Exercise: Transcribe the records that follow in their entirety, omitting any pictures.
..........
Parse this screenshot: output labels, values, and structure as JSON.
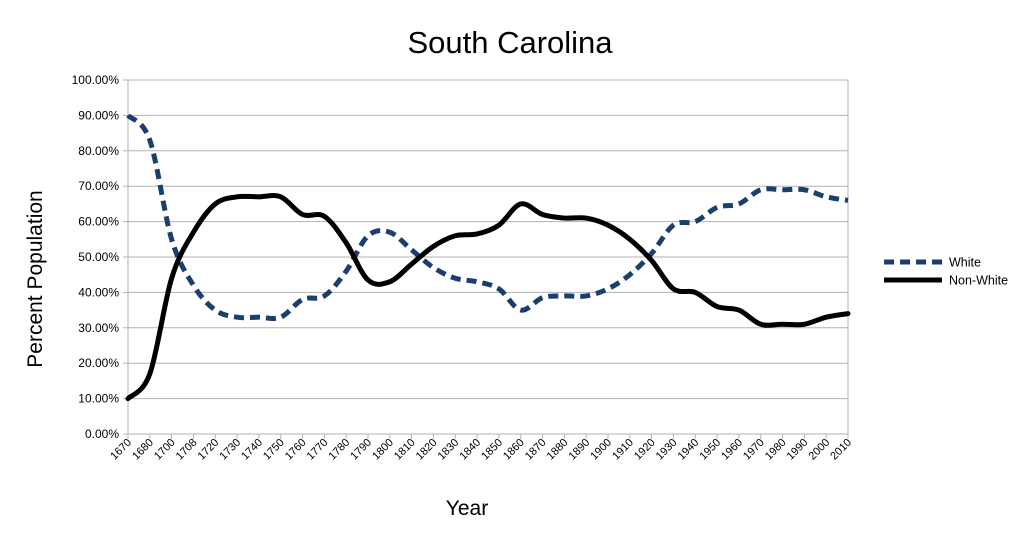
{
  "chart_data": {
    "type": "line",
    "title": "South Carolina",
    "xlabel": "Year",
    "ylabel": "Percent Population",
    "ylim": [
      0,
      100
    ],
    "y_tick_step": 10,
    "y_tick_format": "percent_2dp",
    "grid": "horizontal",
    "legend_position": "right",
    "x": [
      "1670",
      "1680",
      "1700",
      "1708",
      "1720",
      "1730",
      "1740",
      "1750",
      "1760",
      "1770",
      "1780",
      "1790",
      "1800",
      "1810",
      "1820",
      "1830",
      "1840",
      "1850",
      "1860",
      "1870",
      "1880",
      "1890",
      "1900",
      "1910",
      "1920",
      "1930",
      "1940",
      "1950",
      "1960",
      "1970",
      "1980",
      "1990",
      "2000",
      "2010"
    ],
    "series": [
      {
        "name": "White",
        "color": "#1a3f6f",
        "style": "dashed",
        "values": [
          90,
          83,
          55,
          42,
          35,
          33,
          33,
          33,
          38,
          39,
          46,
          56,
          57,
          52,
          47,
          44,
          43,
          41,
          35,
          38.5,
          39,
          39,
          41,
          45,
          51,
          59,
          60,
          64,
          65,
          69,
          69,
          69,
          67,
          66
        ]
      },
      {
        "name": "Non-White",
        "color": "#000000",
        "style": "solid",
        "values": [
          10,
          17,
          44,
          57,
          65,
          67,
          67,
          67,
          62,
          61.5,
          54,
          43.5,
          43,
          48,
          53,
          56,
          56.5,
          59,
          65,
          62,
          61,
          61,
          59,
          55,
          49,
          41,
          40,
          36,
          35,
          31,
          31,
          31,
          33,
          34
        ]
      }
    ]
  }
}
..........
Final answer:
Parse this screenshot: output labels, values, and structure as JSON.
{
  "chart_data": {
    "type": "line",
    "title": "South Carolina",
    "xlabel": "Year",
    "ylabel": "Percent Population",
    "ylim": [
      0,
      100
    ],
    "y_tick_step": 10,
    "y_tick_format": "percent_2dp",
    "grid": "horizontal",
    "legend_position": "right",
    "x": [
      "1670",
      "1680",
      "1700",
      "1708",
      "1720",
      "1730",
      "1740",
      "1750",
      "1760",
      "1770",
      "1780",
      "1790",
      "1800",
      "1810",
      "1820",
      "1830",
      "1840",
      "1850",
      "1860",
      "1870",
      "1880",
      "1890",
      "1900",
      "1910",
      "1920",
      "1930",
      "1940",
      "1950",
      "1960",
      "1970",
      "1980",
      "1990",
      "2000",
      "2010"
    ],
    "series": [
      {
        "name": "White",
        "color": "#1a3f6f",
        "style": "dashed",
        "values": [
          90,
          83,
          55,
          42,
          35,
          33,
          33,
          33,
          38,
          39,
          46,
          56,
          57,
          52,
          47,
          44,
          43,
          41,
          35,
          38.5,
          39,
          39,
          41,
          45,
          51,
          59,
          60,
          64,
          65,
          69,
          69,
          69,
          67,
          66
        ]
      },
      {
        "name": "Non-White",
        "color": "#000000",
        "style": "solid",
        "values": [
          10,
          17,
          44,
          57,
          65,
          67,
          67,
          67,
          62,
          61.5,
          54,
          43.5,
          43,
          48,
          53,
          56,
          56.5,
          59,
          65,
          62,
          61,
          61,
          59,
          55,
          49,
          41,
          40,
          36,
          35,
          31,
          31,
          31,
          33,
          34
        ]
      }
    ]
  }
}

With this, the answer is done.